What the task requires: Say how many lines contain the word "color". Only the number should be given.

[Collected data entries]
★ ★ ★ ★ ★

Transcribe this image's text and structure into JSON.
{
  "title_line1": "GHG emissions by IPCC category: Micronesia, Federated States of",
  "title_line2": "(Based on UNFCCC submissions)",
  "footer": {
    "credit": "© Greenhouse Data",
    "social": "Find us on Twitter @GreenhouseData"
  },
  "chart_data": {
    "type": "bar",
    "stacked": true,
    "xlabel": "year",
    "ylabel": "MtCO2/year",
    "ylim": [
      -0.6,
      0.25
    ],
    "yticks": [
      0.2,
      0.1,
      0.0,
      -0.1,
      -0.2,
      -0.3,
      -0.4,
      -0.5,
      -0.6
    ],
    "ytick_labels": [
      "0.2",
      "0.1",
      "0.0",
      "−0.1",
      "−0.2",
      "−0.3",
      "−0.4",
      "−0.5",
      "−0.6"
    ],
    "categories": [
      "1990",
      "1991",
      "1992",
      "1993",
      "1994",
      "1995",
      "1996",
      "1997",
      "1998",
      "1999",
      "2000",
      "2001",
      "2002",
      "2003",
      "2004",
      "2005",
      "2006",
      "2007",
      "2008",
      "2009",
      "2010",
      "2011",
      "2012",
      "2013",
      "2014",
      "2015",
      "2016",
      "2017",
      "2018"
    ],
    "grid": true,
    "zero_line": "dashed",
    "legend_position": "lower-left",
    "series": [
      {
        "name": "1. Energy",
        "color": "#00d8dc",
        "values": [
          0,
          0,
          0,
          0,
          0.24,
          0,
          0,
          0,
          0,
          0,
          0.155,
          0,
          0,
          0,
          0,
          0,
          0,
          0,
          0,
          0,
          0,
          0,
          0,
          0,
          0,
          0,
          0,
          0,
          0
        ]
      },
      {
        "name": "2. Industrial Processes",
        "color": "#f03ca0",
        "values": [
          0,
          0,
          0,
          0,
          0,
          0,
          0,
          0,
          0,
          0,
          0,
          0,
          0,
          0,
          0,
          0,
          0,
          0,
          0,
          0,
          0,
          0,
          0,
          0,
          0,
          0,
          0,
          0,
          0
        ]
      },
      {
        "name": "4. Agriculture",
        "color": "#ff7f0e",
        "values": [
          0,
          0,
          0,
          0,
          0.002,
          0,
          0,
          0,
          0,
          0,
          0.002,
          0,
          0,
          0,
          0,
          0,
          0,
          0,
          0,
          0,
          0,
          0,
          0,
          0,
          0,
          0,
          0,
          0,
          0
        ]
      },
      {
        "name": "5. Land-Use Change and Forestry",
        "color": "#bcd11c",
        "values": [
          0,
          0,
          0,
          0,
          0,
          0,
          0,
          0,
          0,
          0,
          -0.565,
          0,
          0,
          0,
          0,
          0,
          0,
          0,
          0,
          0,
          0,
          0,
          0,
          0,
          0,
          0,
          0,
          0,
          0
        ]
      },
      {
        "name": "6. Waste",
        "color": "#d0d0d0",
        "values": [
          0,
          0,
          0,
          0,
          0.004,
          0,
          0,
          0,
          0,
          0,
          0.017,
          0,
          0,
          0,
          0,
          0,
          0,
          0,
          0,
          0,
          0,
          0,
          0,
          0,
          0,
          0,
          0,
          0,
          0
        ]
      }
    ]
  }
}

★ ★ ★ ★ ★

Finished answer: 5